===== INFORMATION GIVEN
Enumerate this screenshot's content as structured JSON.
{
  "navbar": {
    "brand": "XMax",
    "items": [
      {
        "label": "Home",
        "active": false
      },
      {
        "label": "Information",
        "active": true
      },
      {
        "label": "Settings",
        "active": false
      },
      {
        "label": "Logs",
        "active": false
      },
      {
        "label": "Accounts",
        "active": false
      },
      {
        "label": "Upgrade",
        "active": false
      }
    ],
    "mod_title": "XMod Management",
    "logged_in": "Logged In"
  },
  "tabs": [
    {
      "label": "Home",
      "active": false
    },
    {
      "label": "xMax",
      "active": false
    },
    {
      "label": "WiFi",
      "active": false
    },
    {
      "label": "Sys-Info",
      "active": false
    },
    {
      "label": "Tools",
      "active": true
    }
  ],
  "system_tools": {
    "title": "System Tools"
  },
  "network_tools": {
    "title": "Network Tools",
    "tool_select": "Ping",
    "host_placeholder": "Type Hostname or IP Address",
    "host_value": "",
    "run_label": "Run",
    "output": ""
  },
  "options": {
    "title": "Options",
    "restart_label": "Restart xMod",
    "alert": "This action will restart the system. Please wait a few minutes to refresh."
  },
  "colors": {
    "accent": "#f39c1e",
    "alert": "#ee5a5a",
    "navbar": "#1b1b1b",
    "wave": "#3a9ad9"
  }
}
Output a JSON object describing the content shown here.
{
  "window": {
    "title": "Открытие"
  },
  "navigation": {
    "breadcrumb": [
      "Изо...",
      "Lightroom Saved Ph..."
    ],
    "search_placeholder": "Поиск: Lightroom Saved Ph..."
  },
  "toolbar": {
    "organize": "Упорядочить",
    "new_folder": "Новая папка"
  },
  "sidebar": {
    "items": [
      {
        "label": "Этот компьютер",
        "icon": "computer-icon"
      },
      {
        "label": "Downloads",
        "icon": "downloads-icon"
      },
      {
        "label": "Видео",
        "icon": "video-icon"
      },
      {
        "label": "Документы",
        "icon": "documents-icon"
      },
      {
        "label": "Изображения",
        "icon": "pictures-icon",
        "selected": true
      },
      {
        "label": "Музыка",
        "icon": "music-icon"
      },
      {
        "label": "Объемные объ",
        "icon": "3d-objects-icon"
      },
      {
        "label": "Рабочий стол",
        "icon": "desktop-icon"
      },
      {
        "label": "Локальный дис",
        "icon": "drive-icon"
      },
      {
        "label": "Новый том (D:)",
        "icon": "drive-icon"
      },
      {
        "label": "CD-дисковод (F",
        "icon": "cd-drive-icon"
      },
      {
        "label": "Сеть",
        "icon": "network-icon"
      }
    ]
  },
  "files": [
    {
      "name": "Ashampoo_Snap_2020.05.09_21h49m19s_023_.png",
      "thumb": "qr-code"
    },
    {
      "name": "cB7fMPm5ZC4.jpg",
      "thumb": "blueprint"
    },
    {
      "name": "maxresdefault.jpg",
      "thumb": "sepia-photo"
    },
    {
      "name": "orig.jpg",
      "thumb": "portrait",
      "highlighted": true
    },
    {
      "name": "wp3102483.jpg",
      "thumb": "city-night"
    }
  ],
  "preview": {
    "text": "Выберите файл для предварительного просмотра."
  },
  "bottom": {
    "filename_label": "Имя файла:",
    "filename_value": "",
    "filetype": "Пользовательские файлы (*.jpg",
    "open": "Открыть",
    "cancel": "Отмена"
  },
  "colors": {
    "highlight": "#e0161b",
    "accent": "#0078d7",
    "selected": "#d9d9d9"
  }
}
==========
Take every line containing the word "JSON" and copy it.

Enumerate this screenshot's content as structured JSON.
Output a JSON object describing the content shown here.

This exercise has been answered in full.